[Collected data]
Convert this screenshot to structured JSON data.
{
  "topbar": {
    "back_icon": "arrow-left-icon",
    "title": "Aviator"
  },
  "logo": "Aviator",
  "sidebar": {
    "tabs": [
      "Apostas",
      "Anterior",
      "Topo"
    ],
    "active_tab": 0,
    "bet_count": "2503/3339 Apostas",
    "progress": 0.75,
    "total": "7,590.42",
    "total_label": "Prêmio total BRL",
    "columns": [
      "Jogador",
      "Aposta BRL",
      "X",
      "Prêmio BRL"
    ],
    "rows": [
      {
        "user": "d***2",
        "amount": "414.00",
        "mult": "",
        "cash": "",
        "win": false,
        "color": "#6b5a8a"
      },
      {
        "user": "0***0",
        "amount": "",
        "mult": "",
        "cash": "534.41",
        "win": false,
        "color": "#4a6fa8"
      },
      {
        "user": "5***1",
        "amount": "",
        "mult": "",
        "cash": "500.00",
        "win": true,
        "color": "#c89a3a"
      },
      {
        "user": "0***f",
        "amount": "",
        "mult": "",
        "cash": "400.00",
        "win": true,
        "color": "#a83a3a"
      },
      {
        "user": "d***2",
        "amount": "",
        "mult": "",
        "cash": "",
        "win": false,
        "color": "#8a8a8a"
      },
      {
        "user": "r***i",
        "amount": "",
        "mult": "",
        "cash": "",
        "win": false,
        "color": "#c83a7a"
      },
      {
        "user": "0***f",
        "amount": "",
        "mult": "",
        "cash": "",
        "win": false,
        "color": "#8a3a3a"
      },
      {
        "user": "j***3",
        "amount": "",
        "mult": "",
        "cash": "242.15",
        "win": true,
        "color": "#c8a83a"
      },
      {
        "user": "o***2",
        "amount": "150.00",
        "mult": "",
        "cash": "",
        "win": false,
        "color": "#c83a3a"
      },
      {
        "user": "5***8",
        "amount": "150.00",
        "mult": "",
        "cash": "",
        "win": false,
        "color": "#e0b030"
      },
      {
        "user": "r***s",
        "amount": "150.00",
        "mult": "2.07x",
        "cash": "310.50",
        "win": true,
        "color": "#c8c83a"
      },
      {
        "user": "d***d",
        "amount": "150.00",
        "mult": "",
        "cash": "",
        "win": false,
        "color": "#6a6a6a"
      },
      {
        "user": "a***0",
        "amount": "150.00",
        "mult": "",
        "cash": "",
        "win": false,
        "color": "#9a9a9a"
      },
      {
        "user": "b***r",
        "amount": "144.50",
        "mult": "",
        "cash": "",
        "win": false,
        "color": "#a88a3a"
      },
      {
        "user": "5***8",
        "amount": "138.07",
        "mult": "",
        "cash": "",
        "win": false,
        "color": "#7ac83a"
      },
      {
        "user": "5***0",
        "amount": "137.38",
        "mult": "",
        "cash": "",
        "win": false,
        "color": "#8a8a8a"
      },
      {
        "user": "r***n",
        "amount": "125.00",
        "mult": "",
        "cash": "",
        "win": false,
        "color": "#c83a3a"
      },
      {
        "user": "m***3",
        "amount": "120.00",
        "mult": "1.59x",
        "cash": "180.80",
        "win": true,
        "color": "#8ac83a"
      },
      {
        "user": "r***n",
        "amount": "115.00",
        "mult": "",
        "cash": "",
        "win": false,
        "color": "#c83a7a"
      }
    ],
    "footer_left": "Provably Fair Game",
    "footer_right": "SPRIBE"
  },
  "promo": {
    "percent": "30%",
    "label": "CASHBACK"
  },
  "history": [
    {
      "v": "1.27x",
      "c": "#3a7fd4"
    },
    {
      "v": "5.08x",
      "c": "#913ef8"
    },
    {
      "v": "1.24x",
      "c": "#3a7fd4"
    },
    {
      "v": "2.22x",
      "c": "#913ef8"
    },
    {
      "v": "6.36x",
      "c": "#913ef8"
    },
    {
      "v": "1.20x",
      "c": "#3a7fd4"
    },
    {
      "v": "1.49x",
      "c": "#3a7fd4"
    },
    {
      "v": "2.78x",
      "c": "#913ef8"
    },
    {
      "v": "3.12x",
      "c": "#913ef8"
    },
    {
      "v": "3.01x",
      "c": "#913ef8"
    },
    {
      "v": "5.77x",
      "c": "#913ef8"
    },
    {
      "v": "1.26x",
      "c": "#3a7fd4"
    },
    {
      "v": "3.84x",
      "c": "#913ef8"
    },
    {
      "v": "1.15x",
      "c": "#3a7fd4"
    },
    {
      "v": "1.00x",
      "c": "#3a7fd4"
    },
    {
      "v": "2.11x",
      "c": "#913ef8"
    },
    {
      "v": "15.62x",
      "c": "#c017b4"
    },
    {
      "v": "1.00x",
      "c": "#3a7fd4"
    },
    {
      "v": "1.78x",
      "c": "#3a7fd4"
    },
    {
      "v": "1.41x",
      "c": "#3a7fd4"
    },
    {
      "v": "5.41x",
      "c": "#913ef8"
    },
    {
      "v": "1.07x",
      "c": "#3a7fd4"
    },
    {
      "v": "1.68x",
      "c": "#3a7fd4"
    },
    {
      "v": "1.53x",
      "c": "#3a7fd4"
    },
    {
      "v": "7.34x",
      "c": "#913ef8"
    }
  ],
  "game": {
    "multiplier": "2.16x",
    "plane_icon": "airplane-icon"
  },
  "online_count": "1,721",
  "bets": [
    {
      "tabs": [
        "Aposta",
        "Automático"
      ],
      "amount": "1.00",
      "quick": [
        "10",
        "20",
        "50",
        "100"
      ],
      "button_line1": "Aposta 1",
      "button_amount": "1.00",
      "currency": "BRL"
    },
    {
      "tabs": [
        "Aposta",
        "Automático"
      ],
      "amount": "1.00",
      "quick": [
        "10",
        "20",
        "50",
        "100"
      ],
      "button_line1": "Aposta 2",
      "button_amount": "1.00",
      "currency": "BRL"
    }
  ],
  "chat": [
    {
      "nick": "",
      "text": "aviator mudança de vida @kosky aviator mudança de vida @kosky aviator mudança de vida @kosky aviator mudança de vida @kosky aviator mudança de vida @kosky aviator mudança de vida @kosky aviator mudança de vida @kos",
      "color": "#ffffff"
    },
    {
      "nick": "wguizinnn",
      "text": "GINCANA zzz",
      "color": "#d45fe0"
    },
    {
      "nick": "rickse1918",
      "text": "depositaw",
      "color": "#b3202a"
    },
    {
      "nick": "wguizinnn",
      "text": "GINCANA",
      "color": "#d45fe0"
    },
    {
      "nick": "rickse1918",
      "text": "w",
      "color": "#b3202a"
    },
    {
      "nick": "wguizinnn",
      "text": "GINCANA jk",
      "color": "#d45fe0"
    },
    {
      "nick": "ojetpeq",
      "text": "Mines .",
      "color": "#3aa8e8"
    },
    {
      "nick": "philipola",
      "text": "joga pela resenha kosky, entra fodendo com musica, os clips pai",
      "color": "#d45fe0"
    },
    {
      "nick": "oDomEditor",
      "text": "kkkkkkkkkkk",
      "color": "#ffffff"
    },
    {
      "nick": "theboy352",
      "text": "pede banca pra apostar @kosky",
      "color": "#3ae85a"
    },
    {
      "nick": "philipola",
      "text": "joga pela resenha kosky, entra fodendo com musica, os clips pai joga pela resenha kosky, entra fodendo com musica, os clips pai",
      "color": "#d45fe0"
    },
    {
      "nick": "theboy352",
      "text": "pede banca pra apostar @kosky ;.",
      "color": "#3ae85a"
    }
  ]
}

Aim of the exercise → Extract each line of the material exactly as it stands.

Answer to the task →
Convert this screenshot to structured JSON data.
{
  "topbar": {
    "back_icon": "arrow-left-icon",
    "title": "Aviator"
  },
  "logo": "Aviator",
  "sidebar": {
    "tabs": [
      "Apostas",
      "Anterior",
      "Topo"
    ],
    "active_tab": 0,
    "bet_count": "2503/3339 Apostas",
    "progress": 0.75,
    "total": "7,590.42",
    "total_label": "Prêmio total BRL",
    "columns": [
      "Jogador",
      "Aposta BRL",
      "X",
      "Prêmio BRL"
    ],
    "rows": [
      {
        "user": "d***2",
        "amount": "414.00",
        "mult": "",
        "cash": "",
        "win": false,
        "color": "#6b5a8a"
      },
      {
        "user": "0***0",
        "amount": "",
        "mult": "",
        "cash": "534.41",
        "win": false,
        "color": "#4a6fa8"
      },
      {
        "user": "5***1",
        "amount": "",
        "mult": "",
        "cash": "500.00",
        "win": true,
        "color": "#c89a3a"
      },
      {
        "user": "0***f",
        "amount": "",
        "mult": "",
        "cash": "400.00",
        "win": true,
        "color": "#a83a3a"
      },
      {
        "user": "d***2",
        "amount": "",
        "mult": "",
        "cash": "",
        "win": false,
        "color": "#8a8a8a"
      },
      {
        "user": "r***i",
        "amount": "",
        "mult": "",
        "cash": "",
        "win": false,
        "color": "#c83a7a"
      },
      {
        "user": "0***f",
        "amount": "",
        "mult": "",
        "cash": "",
        "win": false,
        "color": "#8a3a3a"
      },
      {
        "user": "j***3",
        "amount": "",
        "mult": "",
        "cash": "242.15",
        "win": true,
        "color": "#c8a83a"
      },
      {
        "user": "o***2",
        "amount": "150.00",
        "mult": "",
        "cash": "",
        "win": false,
        "color": "#c83a3a"
      },
      {
        "user": "5***8",
        "amount": "150.00",
        "mult": "",
        "cash": "",
        "win": false,
        "color": "#e0b030"
      },
      {
        "user": "r***s",
        "amount": "150.00",
        "mult": "2.07x",
        "cash": "310.50",
        "win": true,
        "color": "#c8c83a"
      },
      {
        "user": "d***d",
        "amount": "150.00",
        "mult": "",
        "cash": "",
        "win": false,
        "color": "#6a6a6a"
      },
      {
        "user": "a***0",
        "amount": "150.00",
        "mult": "",
        "cash": "",
        "win": false,
        "color": "#9a9a9a"
      },
      {
        "user": "b***r",
        "amount": "144.50",
        "mult": "",
        "cash": "",
        "win": false,
        "color": "#a88a3a"
      },
      {
        "user": "5***8",
        "amount": "138.07",
        "mult": "",
        "cash": "",
        "win": false,
        "color": "#7ac83a"
      },
      {
        "user": "5***0",
        "amount": "137.38",
        "mult": "",
        "cash": "",
        "win": false,
        "color": "#8a8a8a"
      },
      {
        "user": "r***n",
        "amount": "125.00",
        "mult": "",
        "cash": "",
        "win": false,
        "color": "#c83a3a"
      },
      {
        "user": "m***3",
        "amount": "120.00",
        "mult": "1.59x",
        "cash": "180.80",
        "win": true,
        "color": "#8ac83a"
      },
      {
        "user": "r***n",
        "amount": "115.00",
        "mult": "",
        "cash": "",
        "win": false,
        "color": "#c83a7a"
      }
    ],
    "footer_left": "Provably Fair Game",
    "footer_right": "SPRIBE"
  },
  "promo": {
    "percent": "30%",
    "label": "CASHBACK"
  },
  "history": [
    {
      "v": "1.27x",
      "c": "#3a7fd4"
    },
    {
      "v": "5.08x",
      "c": "#913ef8"
    },
    {
      "v": "1.24x",
      "c": "#3a7fd4"
    },
    {
      "v": "2.22x",
      "c": "#913ef8"
    },
    {
      "v": "6.36x",
      "c": "#913ef8"
    },
    {
      "v": "1.20x",
      "c": "#3a7fd4"
    },
    {
      "v": "1.49x",
      "c": "#3a7fd4"
    },
    {
      "v": "2.78x",
      "c": "#913ef8"
    },
    {
      "v": "3.12x",
      "c": "#913ef8"
    },
    {
      "v": "3.01x",
      "c": "#913ef8"
    },
    {
      "v": "5.77x",
      "c": "#913ef8"
    },
    {
      "v": "1.26x",
      "c": "#3a7fd4"
    },
    {
      "v": "3.84x",
      "c": "#913ef8"
    },
    {
      "v": "1.15x",
      "c": "#3a7fd4"
    },
    {
      "v": "1.00x",
      "c": "#3a7fd4"
    },
    {
      "v": "2.11x",
      "c": "#913ef8"
    },
    {
      "v": "15.62x",
      "c": "#c017b4"
    },
    {
      "v": "1.00x",
      "c": "#3a7fd4"
    },
    {
      "v": "1.78x",
      "c": "#3a7fd4"
    },
    {
      "v": "1.41x",
      "c": "#3a7fd4"
    },
    {
      "v": "5.41x",
      "c": "#913ef8"
    },
    {
      "v": "1.07x",
      "c": "#3a7fd4"
    },
    {
      "v": "1.68x",
      "c": "#3a7fd4"
    },
    {
      "v": "1.53x",
      "c": "#3a7fd4"
    },
    {
      "v": "7.34x",
      "c": "#913ef8"
    }
  ],
  "game": {
    "multiplier": "2.16x",
    "plane_icon": "airplane-icon"
  },
  "online_count": "1,721",
  "bets": [
    {
      "tabs": [
        "Aposta",
        "Automático"
      ],
      "amount": "1.00",
      "quick": [
        "10",
        "20",
        "50",
        "100"
      ],
      "button_line1": "Aposta 1",
      "button_amount": "1.00",
      "currency": "BRL"
    },
    {
      "tabs": [
        "Aposta",
        "Automático"
      ],
      "amount": "1.00",
      "quick": [
        "10",
        "20",
        "50",
        "100"
      ],
      "button_line1": "Aposta 2",
      "button_amount": "1.00",
      "currency": "BRL"
    }
  ],
  "chat": [
    {
      "nick": "",
      "text": "aviator mudança de vida @kosky aviator mudança de vida @kosky aviator mudança de vida @kosky aviator mudança de vida @kosky aviator mudança de vida @kosky aviator mudança de vida @kosky aviator mudança de vida @kos",
      "color": "#ffffff"
    },
    {
      "nick": "wguizinnn",
      "text": "GINCANA zzz",
      "color": "#d45fe0"
    },
    {
      "nick": "rickse1918",
      "text": "depositaw",
      "color": "#b3202a"
    },
    {
      "nick": "wguizinnn",
      "text": "GINCANA",
      "color": "#d45fe0"
    },
    {
      "nick": "rickse1918",
      "text": "w",
      "color": "#b3202a"
    },
    {
      "nick": "wguizinnn",
      "text": "GINCANA jk",
      "color": "#d45fe0"
    },
    {
      "nick": "ojetpeq",
      "text": "Mines .",
      "color": "#3aa8e8"
    },
    {
      "nick": "philipola",
      "text": "joga pela resenha kosky, entra fodendo com musica, os clips pai",
      "color": "#d45fe0"
    },
    {
      "nick": "oDomEditor",
      "text": "kkkkkkkkkkk",
      "color": "#ffffff"
    },
    {
      "nick": "theboy352",
      "text": "pede banca pra apostar @kosky",
      "color": "#3ae85a"
    },
    {
      "nick": "philipola",
      "text": "joga pela resenha kosky, entra fodendo com musica, os clips pai joga pela resenha kosky, entra fodendo com musica, os clips pai",
      "color": "#d45fe0"
    },
    {
      "nick": "theboy352",
      "text": "pede banca pra apostar @kosky ;.",
      "color": "#3ae85a"
    }
  ]
}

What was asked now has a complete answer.